Texto de origem:
--
Encenava-se o espaço público para propiciar o passeio e o flanar da sociedade romântica oitocentista, embelezava-se e humanizava-se zonas nobres com tapetes pétreos para receber habitantes e viajantes. A versatilidade do material permitia reproduzir graficamente o que se quisesse. A imaginação ganhou foros de alforria e a criatividade, de artesãos, artistas anónimos a par de talentos reconhecidos, contribuiu para tornar mais belo e rico o quotidiano. Ao enfeite lumínico e colorido das fachadas azulejadas, que então começam a pontuar a cidade, vai corresponder, no chão que se pisa, a luminosidade dos tapetes fantasistas, a preto e branco, das calçadas artísticas.

Na cidade são estes dois elementos decorativos que se destacam, constituindo uma marca identitária de forte intensidade. Lisboa engalanou-se assim, compensando a falta de monumentalidade. Sem eles deixaria de ser o que é.

Tal como o azulejo, para além de decorativa, a calçada-mosaico cumpre também uma função publicitária quando aposta no pavimento em frente de estabelecimentos institucionais, comerciais e de restauração ou serve também para indicar, no pavimento, o número de polícia.

Lisboa e seus arredores forneciam as matérias-primas em qualidade e abundância. O calcário branco e o basalto preto encontravam-se disponíveis dentro do território concelhio, e os materiais são sempre o que define e marca a identidade ou a alma de um lugar. Os basaltos e, sobretudo, os calcários são utilizados nas arquiteturas lisboetas. Todavia, é no chão que pisamos que se destacam.

Passou-se a diferenciar a calçada funcional, numa primeira fase exclusivamente de basalto negro irregular, proveniente maioritariamente de Monsanto, (mais tarde substituído pelo granito de outras paragens), que pavimentava as superfícies das estradas onde transitavam veículos e bestas, dos passeios, que tinham surgido na sequência do projeto de reconstrução pombalino, e de outros espaços pedonais como praças e largos, onde se contrapunha a brancura do calcário (também vindo das pedreiras de Monsanto, mas igualmente de Campolide e da Fonte Santa e mesmo de Odivelas, por exemplo) rendilhado a preto com pedra basáltica ou, posteriormente, com calcário dessa mesma cor (proveniente de Mem Martins e mais tarde de outras paragens). Porque difícil de trabalhar e por se tornar mais escorregadio com o tempo, no continente o basalto foi sendo gradualmente abandonado. A maioria dos empedrados artísticos que hoje se fazem em Lisboa e em muitas outras cidades resume-se à utilização de uma única rocha: o calcário de várias cores, embora dominem as composições a preto e branco.
--
Registos de dados:

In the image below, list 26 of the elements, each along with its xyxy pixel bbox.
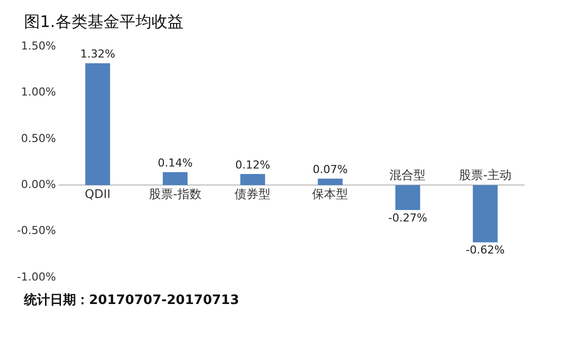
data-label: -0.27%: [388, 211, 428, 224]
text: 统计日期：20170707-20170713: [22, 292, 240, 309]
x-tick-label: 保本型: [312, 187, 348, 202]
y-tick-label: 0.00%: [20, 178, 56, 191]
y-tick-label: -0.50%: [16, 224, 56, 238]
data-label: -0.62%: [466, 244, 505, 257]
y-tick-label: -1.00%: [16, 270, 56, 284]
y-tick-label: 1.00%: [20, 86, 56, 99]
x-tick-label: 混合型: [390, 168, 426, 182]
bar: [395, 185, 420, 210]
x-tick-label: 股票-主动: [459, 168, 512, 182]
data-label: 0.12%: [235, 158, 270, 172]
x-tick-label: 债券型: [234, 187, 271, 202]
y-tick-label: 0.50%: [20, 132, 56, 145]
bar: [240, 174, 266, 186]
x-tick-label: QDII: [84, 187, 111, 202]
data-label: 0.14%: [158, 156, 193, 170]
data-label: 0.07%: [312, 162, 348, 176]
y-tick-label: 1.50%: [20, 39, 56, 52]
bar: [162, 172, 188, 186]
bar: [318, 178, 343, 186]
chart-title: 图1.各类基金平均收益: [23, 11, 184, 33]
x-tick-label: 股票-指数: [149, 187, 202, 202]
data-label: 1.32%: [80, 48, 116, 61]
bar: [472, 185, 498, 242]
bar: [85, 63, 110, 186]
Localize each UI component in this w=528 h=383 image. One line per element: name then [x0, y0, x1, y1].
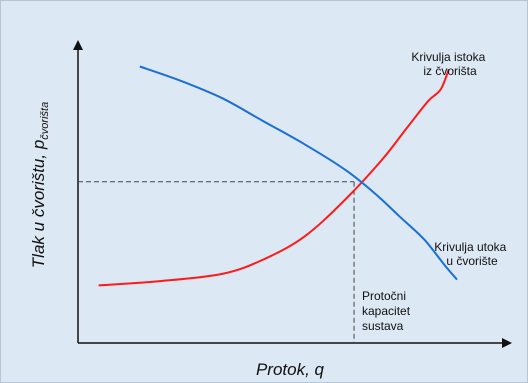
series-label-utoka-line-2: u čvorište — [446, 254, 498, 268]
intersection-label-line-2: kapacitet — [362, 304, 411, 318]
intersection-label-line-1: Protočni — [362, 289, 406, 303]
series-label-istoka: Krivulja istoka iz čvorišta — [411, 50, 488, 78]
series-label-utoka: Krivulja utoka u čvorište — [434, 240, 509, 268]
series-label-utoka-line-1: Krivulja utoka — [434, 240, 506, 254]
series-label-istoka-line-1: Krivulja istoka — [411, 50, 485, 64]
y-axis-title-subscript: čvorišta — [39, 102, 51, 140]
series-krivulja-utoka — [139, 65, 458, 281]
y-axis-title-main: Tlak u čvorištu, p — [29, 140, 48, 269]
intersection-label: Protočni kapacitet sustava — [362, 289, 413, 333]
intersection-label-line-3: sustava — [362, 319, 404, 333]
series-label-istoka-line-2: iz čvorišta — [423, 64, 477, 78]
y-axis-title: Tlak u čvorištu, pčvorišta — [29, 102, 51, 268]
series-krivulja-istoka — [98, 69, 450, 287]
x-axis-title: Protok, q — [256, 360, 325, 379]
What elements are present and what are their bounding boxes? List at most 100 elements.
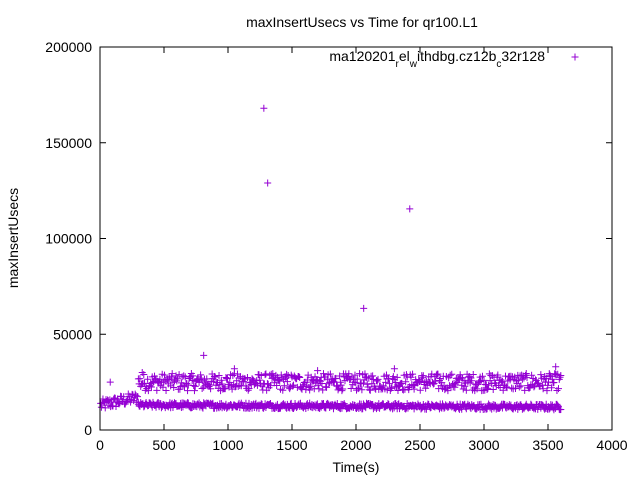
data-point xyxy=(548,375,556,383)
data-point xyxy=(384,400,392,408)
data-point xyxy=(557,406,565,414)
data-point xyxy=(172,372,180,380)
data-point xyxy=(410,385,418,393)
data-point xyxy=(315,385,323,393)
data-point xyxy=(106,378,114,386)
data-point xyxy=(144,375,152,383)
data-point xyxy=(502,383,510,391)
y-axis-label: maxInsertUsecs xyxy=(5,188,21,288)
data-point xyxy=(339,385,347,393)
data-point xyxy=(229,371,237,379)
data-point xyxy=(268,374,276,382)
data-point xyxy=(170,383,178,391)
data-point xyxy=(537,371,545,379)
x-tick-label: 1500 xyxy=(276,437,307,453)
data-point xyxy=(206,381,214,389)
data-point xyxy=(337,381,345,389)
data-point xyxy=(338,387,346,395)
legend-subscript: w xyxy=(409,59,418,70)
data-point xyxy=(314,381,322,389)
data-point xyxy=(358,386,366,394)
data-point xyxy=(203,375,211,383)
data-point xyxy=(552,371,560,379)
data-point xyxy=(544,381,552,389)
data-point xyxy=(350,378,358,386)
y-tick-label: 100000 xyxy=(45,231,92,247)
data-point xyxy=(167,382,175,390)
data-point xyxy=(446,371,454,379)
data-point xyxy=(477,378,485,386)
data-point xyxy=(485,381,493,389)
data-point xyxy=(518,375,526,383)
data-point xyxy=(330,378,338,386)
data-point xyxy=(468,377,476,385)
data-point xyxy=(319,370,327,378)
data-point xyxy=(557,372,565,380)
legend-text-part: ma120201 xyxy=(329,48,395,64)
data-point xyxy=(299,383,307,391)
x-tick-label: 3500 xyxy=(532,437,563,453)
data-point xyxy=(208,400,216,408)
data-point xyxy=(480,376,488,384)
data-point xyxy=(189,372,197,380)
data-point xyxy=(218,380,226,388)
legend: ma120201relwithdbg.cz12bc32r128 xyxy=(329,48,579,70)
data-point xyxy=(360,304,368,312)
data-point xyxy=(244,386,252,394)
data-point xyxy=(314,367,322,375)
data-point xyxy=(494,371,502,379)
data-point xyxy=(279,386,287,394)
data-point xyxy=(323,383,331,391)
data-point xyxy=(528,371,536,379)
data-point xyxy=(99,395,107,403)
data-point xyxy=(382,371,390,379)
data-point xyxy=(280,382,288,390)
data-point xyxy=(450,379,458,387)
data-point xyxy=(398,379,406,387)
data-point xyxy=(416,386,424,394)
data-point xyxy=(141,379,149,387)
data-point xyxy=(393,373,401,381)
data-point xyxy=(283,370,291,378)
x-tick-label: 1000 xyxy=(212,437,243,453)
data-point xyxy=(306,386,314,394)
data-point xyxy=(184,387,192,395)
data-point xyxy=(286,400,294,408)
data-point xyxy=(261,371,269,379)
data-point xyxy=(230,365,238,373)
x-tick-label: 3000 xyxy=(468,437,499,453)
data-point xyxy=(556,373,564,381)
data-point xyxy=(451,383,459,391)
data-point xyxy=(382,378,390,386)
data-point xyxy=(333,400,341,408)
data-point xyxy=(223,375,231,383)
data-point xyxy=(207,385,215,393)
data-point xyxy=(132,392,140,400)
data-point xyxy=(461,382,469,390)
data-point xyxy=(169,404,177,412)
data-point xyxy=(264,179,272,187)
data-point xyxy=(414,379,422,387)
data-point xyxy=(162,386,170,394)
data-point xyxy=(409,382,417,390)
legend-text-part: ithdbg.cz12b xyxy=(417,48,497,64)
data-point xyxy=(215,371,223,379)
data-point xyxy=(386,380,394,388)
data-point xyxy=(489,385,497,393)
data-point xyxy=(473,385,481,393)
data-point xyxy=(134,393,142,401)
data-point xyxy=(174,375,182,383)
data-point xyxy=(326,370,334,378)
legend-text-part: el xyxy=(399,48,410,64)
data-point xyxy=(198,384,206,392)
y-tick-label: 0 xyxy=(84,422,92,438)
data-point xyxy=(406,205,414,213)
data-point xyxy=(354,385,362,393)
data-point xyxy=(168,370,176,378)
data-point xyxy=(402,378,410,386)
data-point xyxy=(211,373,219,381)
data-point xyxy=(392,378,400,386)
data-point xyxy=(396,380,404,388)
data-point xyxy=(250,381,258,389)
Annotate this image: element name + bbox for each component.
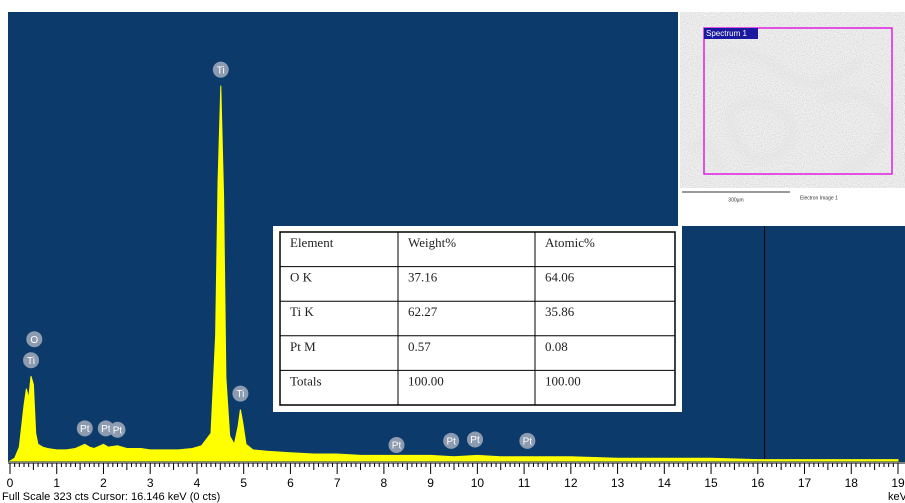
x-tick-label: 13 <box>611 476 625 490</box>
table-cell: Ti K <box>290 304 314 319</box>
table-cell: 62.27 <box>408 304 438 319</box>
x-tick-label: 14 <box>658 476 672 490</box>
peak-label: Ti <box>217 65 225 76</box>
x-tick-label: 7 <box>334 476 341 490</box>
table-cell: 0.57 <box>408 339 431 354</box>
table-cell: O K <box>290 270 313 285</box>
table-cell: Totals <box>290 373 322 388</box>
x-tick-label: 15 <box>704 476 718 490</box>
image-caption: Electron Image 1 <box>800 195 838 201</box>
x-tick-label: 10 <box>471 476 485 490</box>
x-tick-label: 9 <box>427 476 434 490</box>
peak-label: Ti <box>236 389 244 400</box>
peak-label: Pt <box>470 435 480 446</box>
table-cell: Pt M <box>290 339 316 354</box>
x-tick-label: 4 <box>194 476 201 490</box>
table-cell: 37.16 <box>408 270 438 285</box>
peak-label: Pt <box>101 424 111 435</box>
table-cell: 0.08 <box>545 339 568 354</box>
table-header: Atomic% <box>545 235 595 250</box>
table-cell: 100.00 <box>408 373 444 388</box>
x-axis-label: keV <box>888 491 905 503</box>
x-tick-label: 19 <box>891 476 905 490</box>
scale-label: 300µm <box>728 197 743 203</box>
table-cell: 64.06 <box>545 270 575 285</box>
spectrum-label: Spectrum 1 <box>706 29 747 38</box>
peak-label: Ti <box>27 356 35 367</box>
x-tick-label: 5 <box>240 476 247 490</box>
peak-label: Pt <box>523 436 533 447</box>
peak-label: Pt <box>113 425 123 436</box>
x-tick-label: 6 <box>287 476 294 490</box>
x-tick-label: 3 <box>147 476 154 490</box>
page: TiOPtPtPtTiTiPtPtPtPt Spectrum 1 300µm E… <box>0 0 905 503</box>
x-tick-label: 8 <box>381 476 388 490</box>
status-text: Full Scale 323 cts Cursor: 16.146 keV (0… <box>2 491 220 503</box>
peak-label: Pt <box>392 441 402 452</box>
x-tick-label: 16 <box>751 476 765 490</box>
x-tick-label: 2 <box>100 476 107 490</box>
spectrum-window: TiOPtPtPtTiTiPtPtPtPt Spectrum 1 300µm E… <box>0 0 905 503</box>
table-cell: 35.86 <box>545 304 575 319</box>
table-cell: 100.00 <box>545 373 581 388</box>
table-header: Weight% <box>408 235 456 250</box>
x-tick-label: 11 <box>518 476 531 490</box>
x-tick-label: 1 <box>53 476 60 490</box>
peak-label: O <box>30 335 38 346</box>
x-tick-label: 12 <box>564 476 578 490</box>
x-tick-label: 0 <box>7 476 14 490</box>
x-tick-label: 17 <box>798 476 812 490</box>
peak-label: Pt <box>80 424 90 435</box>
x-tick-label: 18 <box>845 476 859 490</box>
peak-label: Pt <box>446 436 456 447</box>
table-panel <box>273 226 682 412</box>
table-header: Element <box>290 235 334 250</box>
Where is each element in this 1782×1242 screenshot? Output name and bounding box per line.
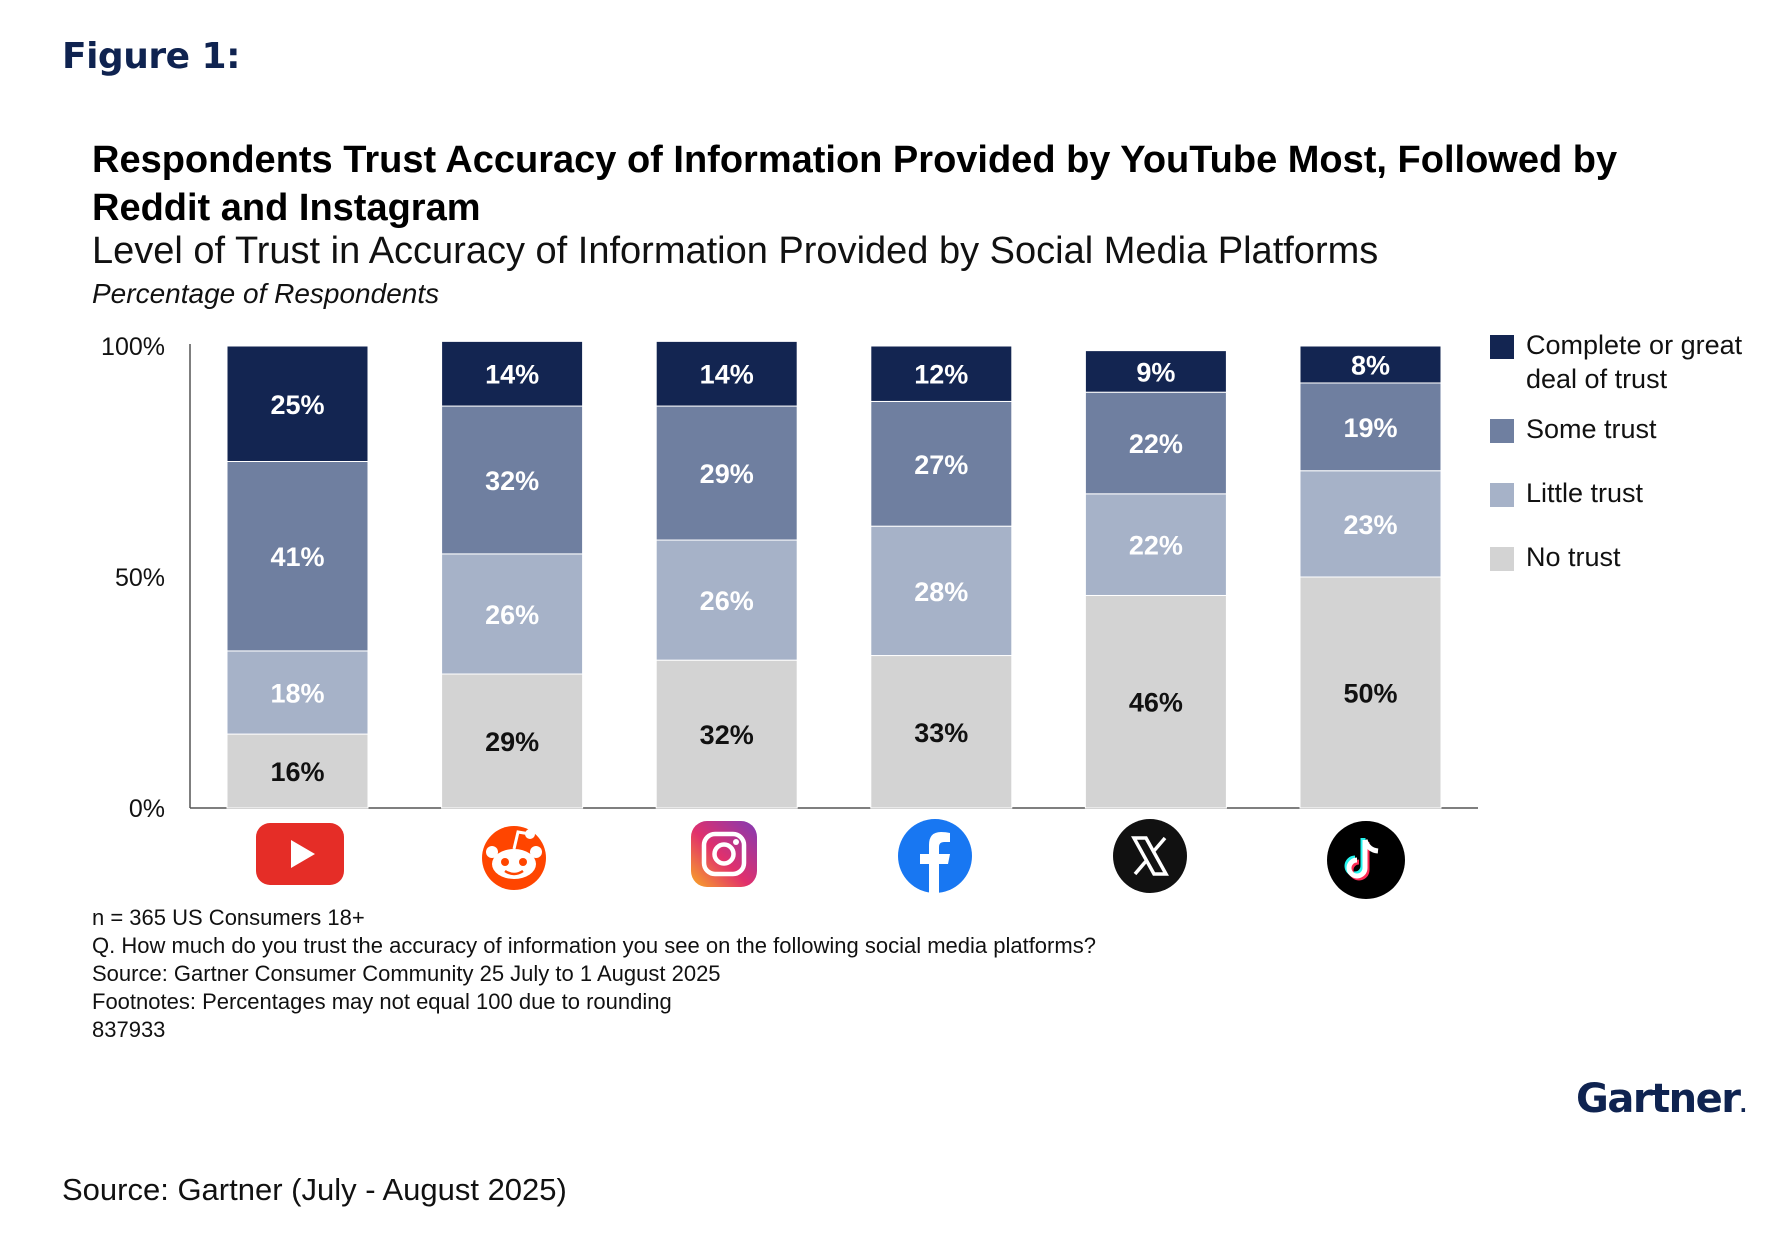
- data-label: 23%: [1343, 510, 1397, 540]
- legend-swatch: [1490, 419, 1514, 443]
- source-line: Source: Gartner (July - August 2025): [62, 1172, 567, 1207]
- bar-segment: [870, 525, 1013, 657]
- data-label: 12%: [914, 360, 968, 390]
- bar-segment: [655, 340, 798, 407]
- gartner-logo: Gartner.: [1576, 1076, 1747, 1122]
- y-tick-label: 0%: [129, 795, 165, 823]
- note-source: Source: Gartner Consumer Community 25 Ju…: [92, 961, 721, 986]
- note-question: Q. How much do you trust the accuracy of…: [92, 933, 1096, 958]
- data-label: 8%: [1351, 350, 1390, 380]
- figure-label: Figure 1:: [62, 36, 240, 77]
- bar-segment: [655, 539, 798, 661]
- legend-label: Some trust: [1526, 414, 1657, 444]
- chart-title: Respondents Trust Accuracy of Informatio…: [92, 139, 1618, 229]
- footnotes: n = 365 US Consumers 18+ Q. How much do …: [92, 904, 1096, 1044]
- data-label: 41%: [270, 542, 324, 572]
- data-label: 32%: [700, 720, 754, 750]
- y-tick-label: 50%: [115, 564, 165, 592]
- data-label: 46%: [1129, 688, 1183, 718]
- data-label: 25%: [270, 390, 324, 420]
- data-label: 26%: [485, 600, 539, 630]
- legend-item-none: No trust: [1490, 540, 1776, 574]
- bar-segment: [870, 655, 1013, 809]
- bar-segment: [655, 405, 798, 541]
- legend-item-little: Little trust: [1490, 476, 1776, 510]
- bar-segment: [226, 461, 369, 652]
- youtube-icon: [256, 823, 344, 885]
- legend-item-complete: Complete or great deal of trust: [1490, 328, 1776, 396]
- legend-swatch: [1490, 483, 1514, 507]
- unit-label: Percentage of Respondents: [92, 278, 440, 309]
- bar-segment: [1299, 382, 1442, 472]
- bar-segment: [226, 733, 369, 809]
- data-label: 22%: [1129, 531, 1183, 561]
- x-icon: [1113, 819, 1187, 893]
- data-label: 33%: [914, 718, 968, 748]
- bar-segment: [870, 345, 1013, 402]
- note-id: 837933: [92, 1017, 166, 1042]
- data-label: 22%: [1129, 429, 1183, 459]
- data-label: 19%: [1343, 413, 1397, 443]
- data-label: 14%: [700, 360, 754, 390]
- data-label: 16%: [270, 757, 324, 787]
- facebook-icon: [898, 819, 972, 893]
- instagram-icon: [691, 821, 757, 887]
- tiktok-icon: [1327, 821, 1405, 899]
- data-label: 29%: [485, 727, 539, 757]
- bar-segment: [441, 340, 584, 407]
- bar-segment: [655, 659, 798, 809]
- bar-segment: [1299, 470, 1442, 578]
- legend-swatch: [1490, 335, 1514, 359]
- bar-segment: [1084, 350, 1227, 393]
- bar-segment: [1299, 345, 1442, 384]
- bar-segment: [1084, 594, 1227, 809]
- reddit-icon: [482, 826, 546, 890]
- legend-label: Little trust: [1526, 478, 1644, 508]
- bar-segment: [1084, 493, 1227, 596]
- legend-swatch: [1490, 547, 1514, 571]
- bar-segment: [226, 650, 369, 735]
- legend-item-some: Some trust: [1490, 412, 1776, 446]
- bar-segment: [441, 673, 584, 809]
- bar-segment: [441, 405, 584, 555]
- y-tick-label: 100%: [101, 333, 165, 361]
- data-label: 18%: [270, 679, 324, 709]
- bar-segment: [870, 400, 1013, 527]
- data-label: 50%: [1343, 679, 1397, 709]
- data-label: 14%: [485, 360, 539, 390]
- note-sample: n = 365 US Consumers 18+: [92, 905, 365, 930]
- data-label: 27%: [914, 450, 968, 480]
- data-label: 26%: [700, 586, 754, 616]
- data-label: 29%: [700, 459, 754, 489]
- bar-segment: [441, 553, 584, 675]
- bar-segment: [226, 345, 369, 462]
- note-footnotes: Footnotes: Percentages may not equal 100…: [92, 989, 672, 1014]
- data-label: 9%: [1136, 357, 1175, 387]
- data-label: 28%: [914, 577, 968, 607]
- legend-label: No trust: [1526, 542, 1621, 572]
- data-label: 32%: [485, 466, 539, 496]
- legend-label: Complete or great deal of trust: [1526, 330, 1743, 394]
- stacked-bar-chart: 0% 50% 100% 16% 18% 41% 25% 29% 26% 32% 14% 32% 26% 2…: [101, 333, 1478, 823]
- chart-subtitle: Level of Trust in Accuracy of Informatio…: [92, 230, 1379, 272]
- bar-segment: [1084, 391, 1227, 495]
--
Instruções:
1) Responda a estas perguntas com base no texto sobre a calçada lisboeta:
(a) Que dois elementos decorativos se destacam na cidade de Lisboa?
(b) Além da função decorativa, que outra função cumpre a calçada-mosaico?
(c) Por que motivos o basalto foi sendo gradualmente abandonado no continente?
2) Prossiga o texto sobre a calçada lisboeta com um parágrafo que comece depois da última frase apresentada.

Respostas:
1)
(a) Os azulejos das fachadas e as calçadas artísticas.
(b) Uma função publicitária, no pavimento em frente de estabelecimentos institucionais, comerciais e de restauração. Serve também para indicar, no pavimento, o número de polícia.
(c) Porque era difícil de trabalhar e se tornava mais escorregadio com o tempo.

2)
O sistema das calçadas-mosaico foi concebido pelo governador de armas do Castelo de S. Jorge, tenente-general Eusébio Cândido Cordeiro Pinheiro Furtado (1777-1861), que é considerado o seu inventor. O gosto por este tipo de calçada lavrada, aplicado na via pública, ter-se-á iniciado quando, em 1841, o referido governador, mandou executar o calcetamento da parada militar existente no castelo, utilizando como mão-de-obra prisioneiros, conhecidos por grilhetas, dada a corrente atada ao tornozelo. Seguiu-se-lhe a pavimentação da rua de Santa Cruz do Castelo. Foi tal o sucesso que, em Maio de 1844, o município providenciou meios para a obra se estender à calçada do marquês de Tancos. O Teatro Nacional D. Maria II foi inaugurado em 1846. No Rossio, no ano anterior, havia sido imposta a interdição à circulação de veículos e cavalgaduras na placa central, condicionadas a circular na via em seu torno. Na sequência desta renovação, a Câmara deliberou o seu calcetamento em Abril de 1848. O mesmo tenente-general Eugénio Furtado propôs um desenho vistoso, de ondas pretas e brancas, o Mar largo, a ser executado pelos grilhetas do castelo de S. Jorge, que em Julho de 1848 foi aprovado. A obra, iniciada em 17 de Agosto de 1848, viria a terminar em 31 de Dezembro de 1849, com calceteiros do Município dado ter havido alguma diminuição no número de grilhetas. No ano seguinte dava-se continuidade empedrando outras praças e ruas da cidade e, em 1895, a Câmara Municipal de Lisboa tornou obrigatória a utilização de calçada portuguesa para uniformizar passeios e praças da cidade decisão reforçada depois no Plano Diretor Municipal de de Gröer (1928-1948). Claro que nem toda tinha características decorativas, sendo maioritariamente a comum calcada portuguesa branca sem desenhos.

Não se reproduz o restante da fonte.